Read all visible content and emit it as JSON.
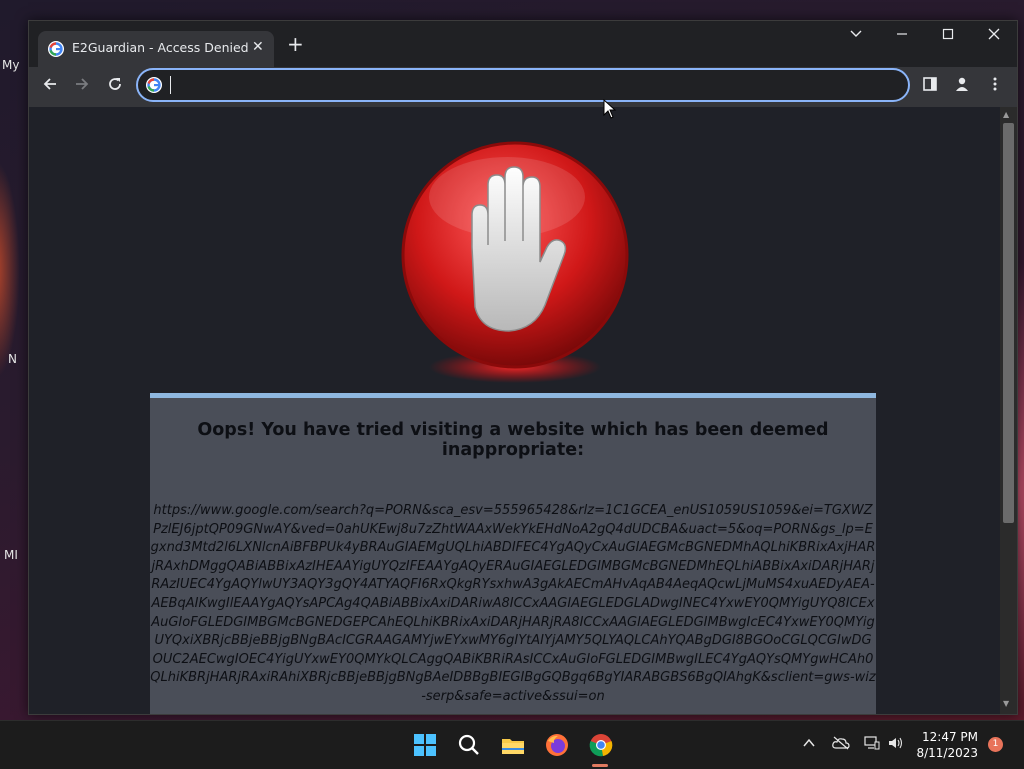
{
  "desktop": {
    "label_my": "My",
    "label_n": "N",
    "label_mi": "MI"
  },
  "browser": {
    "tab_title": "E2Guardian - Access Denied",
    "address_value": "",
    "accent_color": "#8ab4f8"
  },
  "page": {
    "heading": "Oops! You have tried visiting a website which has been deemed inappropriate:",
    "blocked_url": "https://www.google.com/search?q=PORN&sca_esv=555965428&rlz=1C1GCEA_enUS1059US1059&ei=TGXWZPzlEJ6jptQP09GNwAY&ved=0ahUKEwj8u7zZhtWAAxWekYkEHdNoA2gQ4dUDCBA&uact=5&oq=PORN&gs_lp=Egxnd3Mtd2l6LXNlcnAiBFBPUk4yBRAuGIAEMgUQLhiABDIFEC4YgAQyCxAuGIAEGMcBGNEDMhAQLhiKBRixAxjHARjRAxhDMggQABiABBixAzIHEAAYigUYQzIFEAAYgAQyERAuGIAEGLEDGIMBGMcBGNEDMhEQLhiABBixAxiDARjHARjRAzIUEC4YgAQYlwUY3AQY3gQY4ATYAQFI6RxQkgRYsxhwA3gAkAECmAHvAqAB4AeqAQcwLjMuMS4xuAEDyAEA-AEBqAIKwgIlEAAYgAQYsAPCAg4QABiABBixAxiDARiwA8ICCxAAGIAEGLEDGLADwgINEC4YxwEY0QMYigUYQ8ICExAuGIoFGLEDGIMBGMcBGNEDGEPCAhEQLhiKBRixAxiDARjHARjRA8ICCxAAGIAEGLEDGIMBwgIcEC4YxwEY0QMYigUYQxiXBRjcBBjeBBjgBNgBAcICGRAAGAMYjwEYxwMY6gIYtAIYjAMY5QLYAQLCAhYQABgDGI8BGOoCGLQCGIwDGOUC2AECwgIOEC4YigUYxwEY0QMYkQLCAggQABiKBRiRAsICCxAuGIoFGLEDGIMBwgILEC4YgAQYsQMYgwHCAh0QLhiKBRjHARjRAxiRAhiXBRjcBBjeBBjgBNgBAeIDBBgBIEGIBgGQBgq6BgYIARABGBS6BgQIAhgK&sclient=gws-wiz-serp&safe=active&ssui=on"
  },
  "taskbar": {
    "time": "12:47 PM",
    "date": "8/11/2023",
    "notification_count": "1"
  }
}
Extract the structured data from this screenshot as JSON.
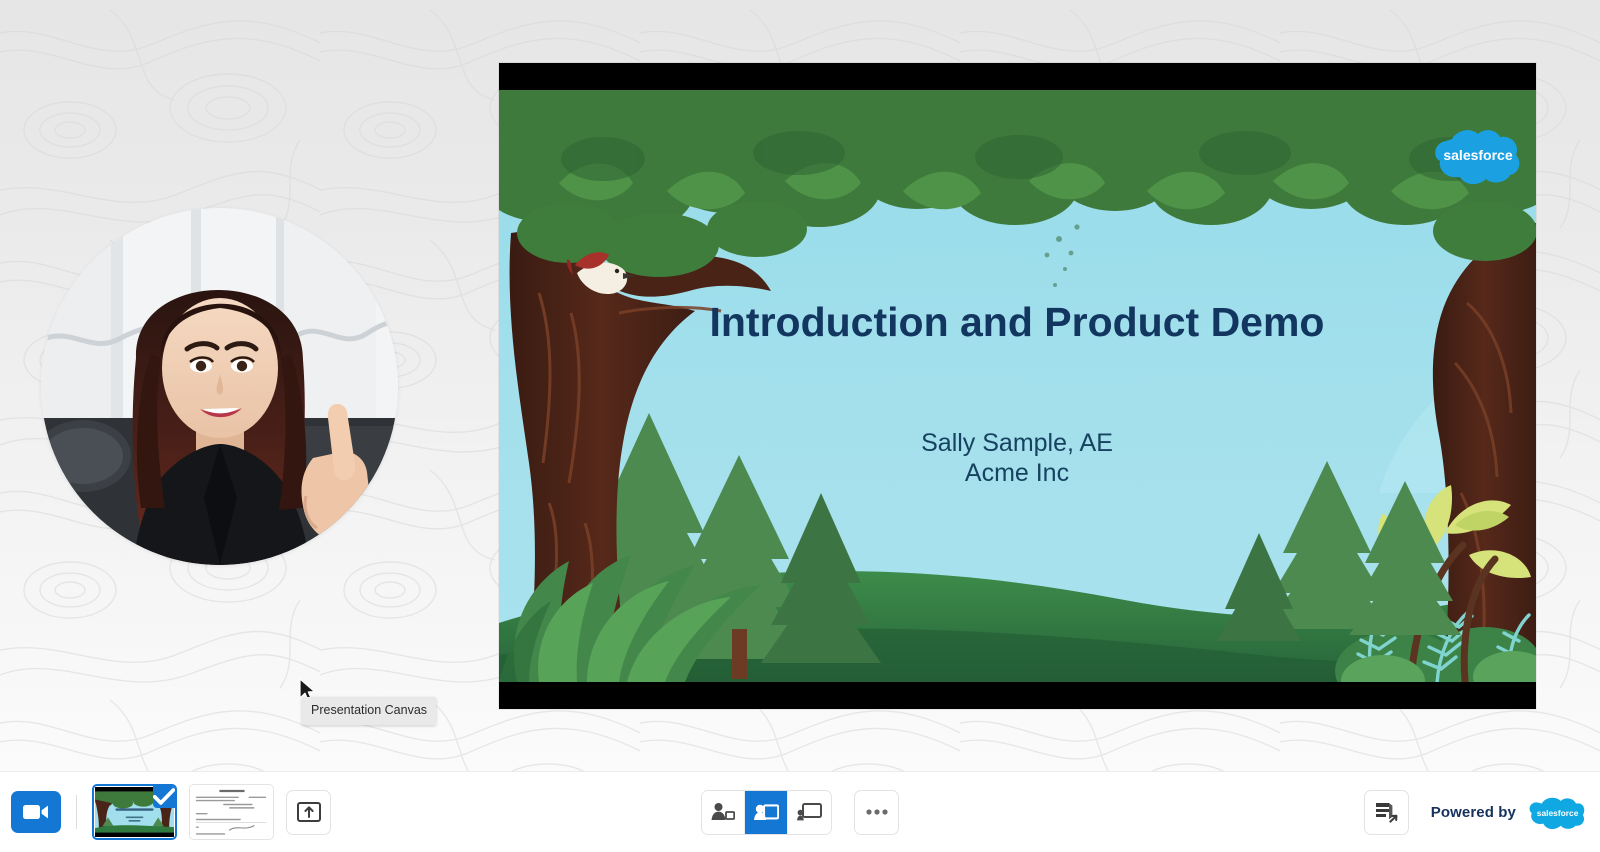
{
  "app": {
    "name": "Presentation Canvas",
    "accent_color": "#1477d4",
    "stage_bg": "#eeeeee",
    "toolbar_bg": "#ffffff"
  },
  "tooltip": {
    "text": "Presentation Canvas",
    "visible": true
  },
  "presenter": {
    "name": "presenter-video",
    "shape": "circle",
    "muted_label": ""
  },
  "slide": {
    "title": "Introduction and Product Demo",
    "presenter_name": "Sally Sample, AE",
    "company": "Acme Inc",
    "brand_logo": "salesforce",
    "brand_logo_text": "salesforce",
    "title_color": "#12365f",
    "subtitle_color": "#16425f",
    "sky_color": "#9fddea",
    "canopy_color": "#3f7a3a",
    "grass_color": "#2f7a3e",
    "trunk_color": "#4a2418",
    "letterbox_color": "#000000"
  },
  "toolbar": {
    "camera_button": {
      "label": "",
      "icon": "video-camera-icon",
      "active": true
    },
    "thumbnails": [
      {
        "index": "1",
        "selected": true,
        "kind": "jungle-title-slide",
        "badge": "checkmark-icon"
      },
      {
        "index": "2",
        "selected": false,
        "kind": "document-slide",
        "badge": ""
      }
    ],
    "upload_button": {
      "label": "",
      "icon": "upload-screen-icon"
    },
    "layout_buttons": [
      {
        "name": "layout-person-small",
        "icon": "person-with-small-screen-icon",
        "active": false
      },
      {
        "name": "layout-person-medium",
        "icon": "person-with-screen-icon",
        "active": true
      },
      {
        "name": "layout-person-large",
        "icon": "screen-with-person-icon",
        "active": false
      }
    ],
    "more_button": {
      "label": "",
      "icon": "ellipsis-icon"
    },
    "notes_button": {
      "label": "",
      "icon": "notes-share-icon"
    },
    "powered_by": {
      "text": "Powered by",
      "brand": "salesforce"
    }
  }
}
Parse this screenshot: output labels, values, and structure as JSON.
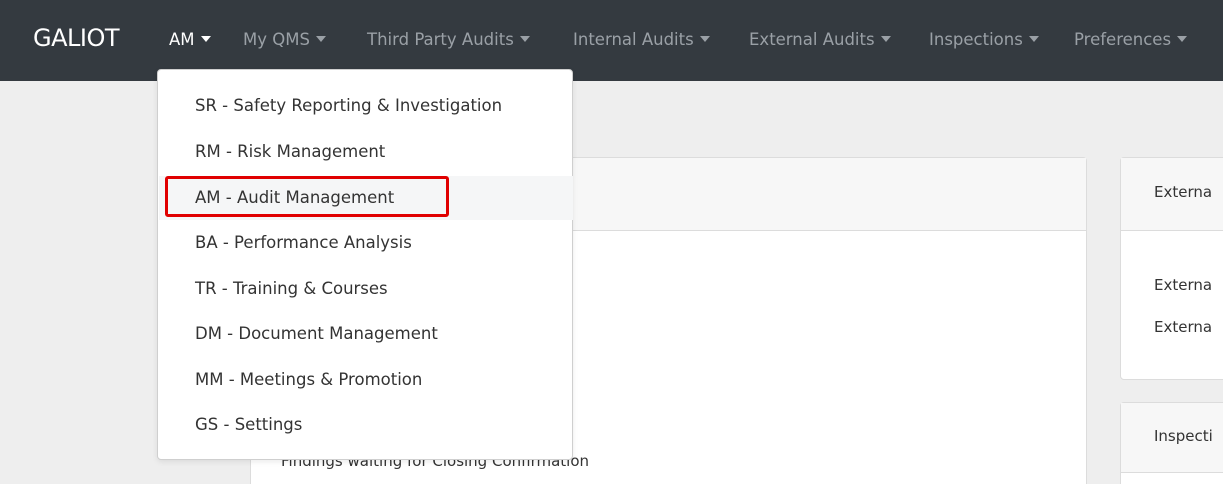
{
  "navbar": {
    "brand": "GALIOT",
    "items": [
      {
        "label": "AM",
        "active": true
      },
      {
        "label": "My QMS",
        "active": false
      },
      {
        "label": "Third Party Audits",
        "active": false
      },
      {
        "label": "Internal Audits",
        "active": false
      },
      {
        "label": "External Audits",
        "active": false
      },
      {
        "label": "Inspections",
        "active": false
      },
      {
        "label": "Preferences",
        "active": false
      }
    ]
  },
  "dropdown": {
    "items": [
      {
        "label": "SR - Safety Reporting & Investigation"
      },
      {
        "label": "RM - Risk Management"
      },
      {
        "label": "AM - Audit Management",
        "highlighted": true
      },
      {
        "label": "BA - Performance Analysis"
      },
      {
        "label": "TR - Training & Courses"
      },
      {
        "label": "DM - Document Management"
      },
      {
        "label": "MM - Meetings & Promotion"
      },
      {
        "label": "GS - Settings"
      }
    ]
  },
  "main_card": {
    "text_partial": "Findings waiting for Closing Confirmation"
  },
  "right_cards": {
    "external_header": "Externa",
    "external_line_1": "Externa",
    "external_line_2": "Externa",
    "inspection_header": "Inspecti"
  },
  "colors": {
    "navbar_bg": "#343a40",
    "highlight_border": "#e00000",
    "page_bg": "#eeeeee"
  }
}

- **Given task**
Gather up every line from the listing above in which the word "slide" occurs.

- **Output below**
  "slide": {
        "kind": "jungle-title-slide",
        "kind": "document-slide",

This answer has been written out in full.